**Short exercise:** Where a line contains the word "棒速度减为", copy that line.

**Input:**
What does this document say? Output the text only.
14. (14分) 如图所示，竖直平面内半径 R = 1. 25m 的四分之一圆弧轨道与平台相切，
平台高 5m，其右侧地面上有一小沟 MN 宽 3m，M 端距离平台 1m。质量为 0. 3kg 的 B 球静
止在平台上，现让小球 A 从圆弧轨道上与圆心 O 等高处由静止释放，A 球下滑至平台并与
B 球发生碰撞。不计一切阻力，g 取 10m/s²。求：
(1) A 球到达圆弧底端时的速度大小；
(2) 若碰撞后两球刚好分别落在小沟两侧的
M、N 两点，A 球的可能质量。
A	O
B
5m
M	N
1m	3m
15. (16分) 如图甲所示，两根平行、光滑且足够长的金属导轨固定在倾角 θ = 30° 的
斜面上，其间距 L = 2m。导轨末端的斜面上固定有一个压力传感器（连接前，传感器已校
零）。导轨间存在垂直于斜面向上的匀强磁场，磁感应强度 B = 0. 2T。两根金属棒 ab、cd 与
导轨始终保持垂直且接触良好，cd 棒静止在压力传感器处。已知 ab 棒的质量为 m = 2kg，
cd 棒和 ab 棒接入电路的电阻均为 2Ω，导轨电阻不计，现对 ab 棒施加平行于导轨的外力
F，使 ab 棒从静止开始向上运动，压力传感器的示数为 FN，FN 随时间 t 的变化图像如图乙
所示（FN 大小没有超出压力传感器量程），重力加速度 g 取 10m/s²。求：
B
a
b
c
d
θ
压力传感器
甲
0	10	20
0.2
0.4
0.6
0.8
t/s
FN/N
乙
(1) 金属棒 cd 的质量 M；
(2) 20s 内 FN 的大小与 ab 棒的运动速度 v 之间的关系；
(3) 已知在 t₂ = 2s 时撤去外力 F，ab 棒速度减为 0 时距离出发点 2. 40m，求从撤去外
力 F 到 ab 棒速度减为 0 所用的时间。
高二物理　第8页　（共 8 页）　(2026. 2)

**Exercise result:**
(3) 已知在 t₂ = 2s 时撤去外力 F，ab 棒速度减为 0 时距离出发点 2. 40m，求从撤去外
力 F 到 ab 棒速度减为 0 所用的时间。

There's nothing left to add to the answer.